(Data entries)
────────────────────────────────────────
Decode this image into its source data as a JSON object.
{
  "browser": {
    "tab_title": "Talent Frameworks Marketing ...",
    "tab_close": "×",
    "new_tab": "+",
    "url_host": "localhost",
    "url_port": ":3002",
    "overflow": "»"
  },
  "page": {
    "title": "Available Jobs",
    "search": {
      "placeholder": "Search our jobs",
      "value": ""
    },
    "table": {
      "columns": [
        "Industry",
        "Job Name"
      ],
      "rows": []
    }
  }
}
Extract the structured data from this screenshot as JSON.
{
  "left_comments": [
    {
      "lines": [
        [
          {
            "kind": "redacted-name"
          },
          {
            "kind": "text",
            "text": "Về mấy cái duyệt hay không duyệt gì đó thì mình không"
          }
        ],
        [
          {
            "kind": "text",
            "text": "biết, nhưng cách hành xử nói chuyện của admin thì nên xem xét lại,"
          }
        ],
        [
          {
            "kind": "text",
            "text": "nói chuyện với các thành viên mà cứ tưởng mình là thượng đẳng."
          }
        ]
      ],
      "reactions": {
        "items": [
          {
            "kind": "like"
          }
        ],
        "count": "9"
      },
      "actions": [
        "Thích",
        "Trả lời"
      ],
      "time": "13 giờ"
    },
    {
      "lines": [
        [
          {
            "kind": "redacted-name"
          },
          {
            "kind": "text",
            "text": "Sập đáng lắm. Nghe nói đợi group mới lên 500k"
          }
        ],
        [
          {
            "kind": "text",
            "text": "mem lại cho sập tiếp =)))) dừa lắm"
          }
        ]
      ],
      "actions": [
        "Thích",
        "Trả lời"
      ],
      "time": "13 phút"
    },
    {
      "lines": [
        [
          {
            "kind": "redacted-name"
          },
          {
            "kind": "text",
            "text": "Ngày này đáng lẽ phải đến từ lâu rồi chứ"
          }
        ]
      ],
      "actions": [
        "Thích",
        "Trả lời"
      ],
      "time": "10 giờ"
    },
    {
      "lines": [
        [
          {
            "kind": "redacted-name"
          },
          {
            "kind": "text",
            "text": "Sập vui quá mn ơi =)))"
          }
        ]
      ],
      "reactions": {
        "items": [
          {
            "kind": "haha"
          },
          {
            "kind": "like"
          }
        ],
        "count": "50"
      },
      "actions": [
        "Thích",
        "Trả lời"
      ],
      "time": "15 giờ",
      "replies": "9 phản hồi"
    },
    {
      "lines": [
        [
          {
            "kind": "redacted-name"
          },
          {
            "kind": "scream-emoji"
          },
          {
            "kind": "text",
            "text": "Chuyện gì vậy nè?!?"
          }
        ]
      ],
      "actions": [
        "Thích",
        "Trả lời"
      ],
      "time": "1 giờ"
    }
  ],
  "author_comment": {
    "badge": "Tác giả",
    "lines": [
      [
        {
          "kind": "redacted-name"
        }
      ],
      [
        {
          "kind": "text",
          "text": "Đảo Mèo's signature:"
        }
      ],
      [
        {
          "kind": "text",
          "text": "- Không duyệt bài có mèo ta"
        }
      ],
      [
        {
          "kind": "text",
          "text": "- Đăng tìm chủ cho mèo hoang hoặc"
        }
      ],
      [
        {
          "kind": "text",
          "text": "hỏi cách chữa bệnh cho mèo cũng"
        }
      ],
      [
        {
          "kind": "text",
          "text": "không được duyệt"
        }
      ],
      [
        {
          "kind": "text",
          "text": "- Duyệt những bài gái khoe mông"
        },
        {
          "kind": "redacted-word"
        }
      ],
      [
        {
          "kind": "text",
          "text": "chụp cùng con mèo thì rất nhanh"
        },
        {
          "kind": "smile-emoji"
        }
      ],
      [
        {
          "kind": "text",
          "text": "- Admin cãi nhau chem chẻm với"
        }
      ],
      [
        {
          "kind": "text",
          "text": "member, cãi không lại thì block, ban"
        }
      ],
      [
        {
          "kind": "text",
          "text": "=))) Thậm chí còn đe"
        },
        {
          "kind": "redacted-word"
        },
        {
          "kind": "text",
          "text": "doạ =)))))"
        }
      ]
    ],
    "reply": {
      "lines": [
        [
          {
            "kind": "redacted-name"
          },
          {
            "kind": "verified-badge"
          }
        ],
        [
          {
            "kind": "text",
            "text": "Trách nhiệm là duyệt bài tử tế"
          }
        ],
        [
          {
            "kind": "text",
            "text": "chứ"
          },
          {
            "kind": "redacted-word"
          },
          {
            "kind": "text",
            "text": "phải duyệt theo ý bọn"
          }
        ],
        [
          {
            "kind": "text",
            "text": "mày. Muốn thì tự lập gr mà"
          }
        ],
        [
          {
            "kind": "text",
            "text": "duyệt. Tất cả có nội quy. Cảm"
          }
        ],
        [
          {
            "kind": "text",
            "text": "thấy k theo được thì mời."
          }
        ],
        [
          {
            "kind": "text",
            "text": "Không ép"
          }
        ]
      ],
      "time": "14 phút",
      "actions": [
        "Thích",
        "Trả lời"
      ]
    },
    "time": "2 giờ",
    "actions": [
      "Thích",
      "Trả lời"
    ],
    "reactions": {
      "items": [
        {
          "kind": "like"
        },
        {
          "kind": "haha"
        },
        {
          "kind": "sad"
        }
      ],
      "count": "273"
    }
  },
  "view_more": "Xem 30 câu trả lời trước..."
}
────────────────────────────────────────
## GIVEN REQUEST
Reproduce the records above exactly.

## TASK ANSWER
Decode this image into its source data as a JSON object.
{
  "browser": {
    "tab_title": "Talent Frameworks Marketing ...",
    "tab_close": "×",
    "new_tab": "+",
    "url_host": "localhost",
    "url_port": ":3002",
    "overflow": "»"
  },
  "page": {
    "title": "Available Jobs",
    "search": {
      "placeholder": "Search our jobs",
      "value": ""
    },
    "table": {
      "columns": [
        "Industry",
        "Job Name"
      ],
      "rows": []
    }
  }
}
Extract the structured data from this screenshot as JSON.
{
  "left_comments": [
    {
      "lines": [
        [
          {
            "kind": "redacted-name"
          },
          {
            "kind": "text",
            "text": "Về mấy cái duyệt hay không duyệt gì đó thì mình không"
          }
        ],
        [
          {
            "kind": "text",
            "text": "biết, nhưng cách hành xử nói chuyện của admin thì nên xem xét lại,"
          }
        ],
        [
          {
            "kind": "text",
            "text": "nói chuyện với các thành viên mà cứ tưởng mình là thượng đẳng."
          }
        ]
      ],
      "reactions": {
        "items": [
          {
            "kind": "like"
          }
        ],
        "count": "9"
      },
      "actions": [
        "Thích",
        "Trả lời"
      ],
      "time": "13 giờ"
    },
    {
      "lines": [
        [
          {
            "kind": "redacted-name"
          },
          {
            "kind": "text",
            "text": "Sập đáng lắm. Nghe nói đợi group mới lên 500k"
          }
        ],
        [
          {
            "kind": "text",
            "text": "mem lại cho sập tiếp =)))) dừa lắm"
          }
        ]
      ],
      "actions": [
        "Thích",
        "Trả lời"
      ],
      "time": "13 phút"
    },
    {
      "lines": [
        [
          {
            "kind": "redacted-name"
          },
          {
            "kind": "text",
            "text": "Ngày này đáng lẽ phải đến từ lâu rồi chứ"
          }
        ]
      ],
      "actions": [
        "Thích",
        "Trả lời"
      ],
      "time": "10 giờ"
    },
    {
      "lines": [
        [
          {
            "kind": "redacted-name"
          },
          {
            "kind": "text",
            "text": "Sập vui quá mn ơi =)))"
          }
        ]
      ],
      "reactions": {
        "items": [
          {
            "kind": "haha"
          },
          {
            "kind": "like"
          }
        ],
        "count": "50"
      },
      "actions": [
        "Thích",
        "Trả lời"
      ],
      "time": "15 giờ",
      "replies": "9 phản hồi"
    },
    {
      "lines": [
        [
          {
            "kind": "redacted-name"
          },
          {
            "kind": "scream-emoji"
          },
          {
            "kind": "text",
            "text": "Chuyện gì vậy nè?!?"
          }
        ]
      ],
      "actions": [
        "Thích",
        "Trả lời"
      ],
      "time": "1 giờ"
    }
  ],
  "author_comment": {
    "badge": "Tác giả",
    "lines": [
      [
        {
          "kind": "redacted-name"
        }
      ],
      [
        {
          "kind": "text",
          "text": "Đảo Mèo's signature:"
        }
      ],
      [
        {
          "kind": "text",
          "text": "- Không duyệt bài có mèo ta"
        }
      ],
      [
        {
          "kind": "text",
          "text": "- Đăng tìm chủ cho mèo hoang hoặc"
        }
      ],
      [
        {
          "kind": "text",
          "text": "hỏi cách chữa bệnh cho mèo cũng"
        }
      ],
      [
        {
          "kind": "text",
          "text": "không được duyệt"
        }
      ],
      [
        {
          "kind": "text",
          "text": "- Duyệt những bài gái khoe mông"
        },
        {
          "kind": "redacted-word"
        }
      ],
      [
        {
          "kind": "text",
          "text": "chụp cùng con mèo thì rất nhanh"
        },
        {
          "kind": "smile-emoji"
        }
      ],
      [
        {
          "kind": "text",
          "text": "- Admin cãi nhau chem chẻm với"
        }
      ],
      [
        {
          "kind": "text",
          "text": "member, cãi không lại thì block, ban"
        }
      ],
      [
        {
          "kind": "text",
          "text": "=))) Thậm chí còn đe"
        },
        {
          "kind": "redacted-word"
        },
        {
          "kind": "text",
          "text": "doạ =)))))"
        }
      ]
    ],
    "reply": {
      "lines": [
        [
          {
            "kind": "redacted-name"
          },
          {
            "kind": "verified-badge"
          }
        ],
        [
          {
            "kind": "text",
            "text": "Trách nhiệm là duyệt bài tử tế"
          }
        ],
        [
          {
            "kind": "text",
            "text": "chứ"
          },
          {
            "kind": "redacted-word"
          },
          {
            "kind": "text",
            "text": "phải duyệt theo ý bọn"
          }
        ],
        [
          {
            "kind": "text",
            "text": "mày. Muốn thì tự lập gr mà"
          }
        ],
        [
          {
            "kind": "text",
            "text": "duyệt. Tất cả có nội quy. Cảm"
          }
        ],
        [
          {
            "kind": "text",
            "text": "thấy k theo được thì mời."
          }
        ],
        [
          {
            "kind": "text",
            "text": "Không ép"
          }
        ]
      ],
      "time": "14 phút",
      "actions": [
        "Thích",
        "Trả lời"
      ]
    },
    "time": "2 giờ",
    "actions": [
      "Thích",
      "Trả lời"
    ],
    "reactions": {
      "items": [
        {
          "kind": "like"
        },
        {
          "kind": "haha"
        },
        {
          "kind": "sad"
        }
      ],
      "count": "273"
    }
  },
  "view_more": "Xem 30 câu trả lời trước..."
}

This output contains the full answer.